=== What is needed ===
Every record must be written out once more, with nothing added or omitted.
++++ Data shown ++++
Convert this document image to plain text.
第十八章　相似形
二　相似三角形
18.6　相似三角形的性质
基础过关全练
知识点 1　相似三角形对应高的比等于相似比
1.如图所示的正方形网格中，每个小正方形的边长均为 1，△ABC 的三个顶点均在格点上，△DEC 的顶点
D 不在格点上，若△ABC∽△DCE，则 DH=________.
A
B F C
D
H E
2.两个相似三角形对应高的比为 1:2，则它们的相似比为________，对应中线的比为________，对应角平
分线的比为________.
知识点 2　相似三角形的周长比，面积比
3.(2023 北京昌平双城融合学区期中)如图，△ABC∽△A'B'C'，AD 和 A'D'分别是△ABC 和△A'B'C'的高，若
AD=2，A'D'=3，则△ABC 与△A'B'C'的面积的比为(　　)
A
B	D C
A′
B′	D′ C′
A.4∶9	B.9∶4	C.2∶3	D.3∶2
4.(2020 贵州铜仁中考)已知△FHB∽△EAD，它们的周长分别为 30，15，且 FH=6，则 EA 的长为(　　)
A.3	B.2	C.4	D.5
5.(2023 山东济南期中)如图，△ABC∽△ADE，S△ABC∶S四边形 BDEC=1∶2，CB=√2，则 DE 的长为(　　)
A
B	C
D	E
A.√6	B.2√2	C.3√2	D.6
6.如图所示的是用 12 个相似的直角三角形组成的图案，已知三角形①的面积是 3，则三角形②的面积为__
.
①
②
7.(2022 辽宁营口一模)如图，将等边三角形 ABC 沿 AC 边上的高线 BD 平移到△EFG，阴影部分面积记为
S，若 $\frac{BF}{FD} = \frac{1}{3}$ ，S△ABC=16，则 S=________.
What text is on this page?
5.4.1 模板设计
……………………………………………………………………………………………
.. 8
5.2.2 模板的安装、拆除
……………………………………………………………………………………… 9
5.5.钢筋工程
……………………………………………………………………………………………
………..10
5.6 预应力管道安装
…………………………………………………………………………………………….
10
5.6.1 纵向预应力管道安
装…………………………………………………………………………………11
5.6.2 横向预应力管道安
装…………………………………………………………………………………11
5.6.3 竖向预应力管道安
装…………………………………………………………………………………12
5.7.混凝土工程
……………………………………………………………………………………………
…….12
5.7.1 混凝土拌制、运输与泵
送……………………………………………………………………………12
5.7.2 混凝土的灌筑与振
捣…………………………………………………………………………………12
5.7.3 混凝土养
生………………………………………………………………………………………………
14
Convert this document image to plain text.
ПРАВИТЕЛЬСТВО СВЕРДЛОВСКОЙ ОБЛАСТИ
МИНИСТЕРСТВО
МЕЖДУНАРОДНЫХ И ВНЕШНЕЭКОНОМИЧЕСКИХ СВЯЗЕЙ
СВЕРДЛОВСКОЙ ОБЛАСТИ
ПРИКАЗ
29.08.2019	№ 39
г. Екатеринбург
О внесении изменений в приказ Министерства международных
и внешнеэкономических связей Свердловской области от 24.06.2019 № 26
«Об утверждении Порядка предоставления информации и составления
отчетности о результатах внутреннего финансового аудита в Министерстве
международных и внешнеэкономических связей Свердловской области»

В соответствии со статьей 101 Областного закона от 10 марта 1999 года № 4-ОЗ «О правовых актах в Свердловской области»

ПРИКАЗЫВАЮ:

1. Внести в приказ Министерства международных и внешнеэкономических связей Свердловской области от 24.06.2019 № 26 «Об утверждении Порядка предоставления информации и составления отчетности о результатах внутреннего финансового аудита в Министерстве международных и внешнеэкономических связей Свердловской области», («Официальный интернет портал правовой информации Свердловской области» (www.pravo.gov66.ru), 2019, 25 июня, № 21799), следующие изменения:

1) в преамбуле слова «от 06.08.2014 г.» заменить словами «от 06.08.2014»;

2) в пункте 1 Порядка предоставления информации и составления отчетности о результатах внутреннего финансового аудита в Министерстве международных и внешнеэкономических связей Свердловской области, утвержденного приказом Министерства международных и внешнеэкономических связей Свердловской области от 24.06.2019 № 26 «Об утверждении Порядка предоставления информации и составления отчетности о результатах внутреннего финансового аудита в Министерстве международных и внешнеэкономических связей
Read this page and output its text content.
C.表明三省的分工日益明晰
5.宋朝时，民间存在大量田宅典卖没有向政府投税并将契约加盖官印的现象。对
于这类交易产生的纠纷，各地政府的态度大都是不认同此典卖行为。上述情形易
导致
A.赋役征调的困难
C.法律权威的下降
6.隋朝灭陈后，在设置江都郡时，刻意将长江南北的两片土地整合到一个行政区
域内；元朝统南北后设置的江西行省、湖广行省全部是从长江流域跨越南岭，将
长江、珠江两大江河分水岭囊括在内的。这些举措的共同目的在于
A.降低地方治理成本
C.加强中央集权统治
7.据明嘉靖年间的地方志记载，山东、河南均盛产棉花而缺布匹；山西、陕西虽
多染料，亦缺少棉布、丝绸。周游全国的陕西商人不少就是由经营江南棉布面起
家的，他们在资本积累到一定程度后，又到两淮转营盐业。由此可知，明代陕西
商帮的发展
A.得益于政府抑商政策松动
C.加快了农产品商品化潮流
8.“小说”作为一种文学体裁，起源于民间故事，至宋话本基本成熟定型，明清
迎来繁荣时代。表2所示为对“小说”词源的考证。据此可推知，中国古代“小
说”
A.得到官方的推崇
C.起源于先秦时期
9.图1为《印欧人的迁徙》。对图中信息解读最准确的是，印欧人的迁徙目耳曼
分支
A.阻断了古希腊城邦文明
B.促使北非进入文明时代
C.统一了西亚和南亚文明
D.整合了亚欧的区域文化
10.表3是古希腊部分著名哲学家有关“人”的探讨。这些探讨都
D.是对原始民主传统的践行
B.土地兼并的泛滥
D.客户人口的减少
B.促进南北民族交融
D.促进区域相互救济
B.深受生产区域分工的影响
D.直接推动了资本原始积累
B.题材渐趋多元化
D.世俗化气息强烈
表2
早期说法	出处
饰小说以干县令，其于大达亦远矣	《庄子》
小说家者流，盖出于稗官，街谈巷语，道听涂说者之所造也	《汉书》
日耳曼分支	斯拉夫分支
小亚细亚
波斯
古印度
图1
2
++++
=== Result ===
Convert this document image to plain text.
第十八章　相似形
二　相似三角形
18.6　相似三角形的性质
基础过关全练
知识点 1　相似三角形对应高的比等于相似比
1.如图所示的正方形网格中，每个小正方形的边长均为 1，△ABC 的三个顶点均在格点上，△DEC 的顶点
D 不在格点上，若△ABC∽△DCE，则 DH=________.
A
B F C
D
H E
2.两个相似三角形对应高的比为 1:2，则它们的相似比为________，对应中线的比为________，对应角平
分线的比为________.
知识点 2　相似三角形的周长比，面积比
3.(2023 北京昌平双城融合学区期中)如图，△ABC∽△A'B'C'，AD 和 A'D'分别是△ABC 和△A'B'C'的高，若
AD=2，A'D'=3，则△ABC 与△A'B'C'的面积的比为(　　)
A
B	D C
A′
B′	D′ C′
A.4∶9	B.9∶4	C.2∶3	D.3∶2
4.(2020 贵州铜仁中考)已知△FHB∽△EAD，它们的周长分别为 30，15，且 FH=6，则 EA 的长为(　　)
A.3	B.2	C.4	D.5
5.(2023 山东济南期中)如图，△ABC∽△ADE，S△ABC∶S四边形 BDEC=1∶2，CB=√2，则 DE 的长为(　　)
A
B	C
D	E
A.√6	B.2√2	C.3√2	D.6
6.如图所示的是用 12 个相似的直角三角形组成的图案，已知三角形①的面积是 3，则三角形②的面积为__
.
①
②
7.(2022 辽宁营口一模)如图，将等边三角形 ABC 沿 AC 边上的高线 BD 平移到△EFG，阴影部分面积记为
S，若 $\frac{BF}{FD} = \frac{1}{3}$ ，S△ABC=16，则 S=________.
What text is on this page?
5.4.1 模板设计
……………………………………………………………………………………………
.. 8
5.2.2 模板的安装、拆除
……………………………………………………………………………………… 9
5.5.钢筋工程
……………………………………………………………………………………………
………..10
5.6 预应力管道安装
…………………………………………………………………………………………….
10
5.6.1 纵向预应力管道安
装…………………………………………………………………………………11
5.6.2 横向预应力管道安
装…………………………………………………………………………………11
5.6.3 竖向预应力管道安
装…………………………………………………………………………………12
5.7.混凝土工程
……………………………………………………………………………………………
…….12
5.7.1 混凝土拌制、运输与泵
送……………………………………………………………………………12
5.7.2 混凝土的灌筑与振
捣…………………………………………………………………………………12
5.7.3 混凝土养
生………………………………………………………………………………………………
14
Convert this document image to plain text.
ПРАВИТЕЛЬСТВО СВЕРДЛОВСКОЙ ОБЛАСТИ
МИНИСТЕРСТВО
МЕЖДУНАРОДНЫХ И ВНЕШНЕЭКОНОМИЧЕСКИХ СВЯЗЕЙ
СВЕРДЛОВСКОЙ ОБЛАСТИ
ПРИКАЗ
29.08.2019	№ 39
г. Екатеринбург
О внесении изменений в приказ Министерства международных
и внешнеэкономических связей Свердловской области от 24.06.2019 № 26
«Об утверждении Порядка предоставления информации и составления
отчетности о результатах внутреннего финансового аудита в Министерстве
международных и внешнеэкономических связей Свердловской области»

В соответствии со статьей 101 Областного закона от 10 марта 1999 года № 4-ОЗ «О правовых актах в Свердловской области»

ПРИКАЗЫВАЮ:

1. Внести в приказ Министерства международных и внешнеэкономических связей Свердловской области от 24.06.2019 № 26 «Об утверждении Порядка предоставления информации и составления отчетности о результатах внутреннего финансового аудита в Министерстве международных и внешнеэкономических связей Свердловской области», («Официальный интернет портал правовой информации Свердловской области» (www.pravo.gov66.ru), 2019, 25 июня, № 21799), следующие изменения:

1) в преамбуле слова «от 06.08.2014 г.» заменить словами «от 06.08.2014»;

2) в пункте 1 Порядка предоставления информации и составления отчетности о результатах внутреннего финансового аудита в Министерстве международных и внешнеэкономических связей Свердловской области, утвержденного приказом Министерства международных и внешнеэкономических связей Свердловской области от 24.06.2019 № 26 «Об утверждении Порядка предоставления информации и составления отчетности о результатах внутреннего финансового аудита в Министерстве международных и внешнеэкономических связей
Read this page and output its text content.
C.表明三省的分工日益明晰
5.宋朝时，民间存在大量田宅典卖没有向政府投税并将契约加盖官印的现象。对
于这类交易产生的纠纷，各地政府的态度大都是不认同此典卖行为。上述情形易
导致
A.赋役征调的困难
C.法律权威的下降
6.隋朝灭陈后，在设置江都郡时，刻意将长江南北的两片土地整合到一个行政区
域内；元朝统南北后设置的江西行省、湖广行省全部是从长江流域跨越南岭，将
长江、珠江两大江河分水岭囊括在内的。这些举措的共同目的在于
A.降低地方治理成本
C.加强中央集权统治
7.据明嘉靖年间的地方志记载，山东、河南均盛产棉花而缺布匹；山西、陕西虽
多染料，亦缺少棉布、丝绸。周游全国的陕西商人不少就是由经营江南棉布面起
家的，他们在资本积累到一定程度后，又到两淮转营盐业。由此可知，明代陕西
商帮的发展
A.得益于政府抑商政策松动
C.加快了农产品商品化潮流
8.“小说”作为一种文学体裁，起源于民间故事，至宋话本基本成熟定型，明清
迎来繁荣时代。表2所示为对“小说”词源的考证。据此可推知，中国古代“小
说”
A.得到官方的推崇
C.起源于先秦时期
9.图1为《印欧人的迁徙》。对图中信息解读最准确的是，印欧人的迁徙目耳曼
分支
A.阻断了古希腊城邦文明
B.促使北非进入文明时代
C.统一了西亚和南亚文明
D.整合了亚欧的区域文化
10.表3是古希腊部分著名哲学家有关“人”的探讨。这些探讨都
D.是对原始民主传统的践行
B.土地兼并的泛滥
D.客户人口的减少
B.促进南北民族交融
D.促进区域相互救济
B.深受生产区域分工的影响
D.直接推动了资本原始积累
B.题材渐趋多元化
D.世俗化气息强烈
表2
早期说法	出处
饰小说以干县令，其于大达亦远矣	《庄子》
小说家者流，盖出于稗官，街谈巷语，道听涂说者之所造也	《汉书》
日耳曼分支	斯拉夫分支
小亚细亚
波斯
古印度
图1
2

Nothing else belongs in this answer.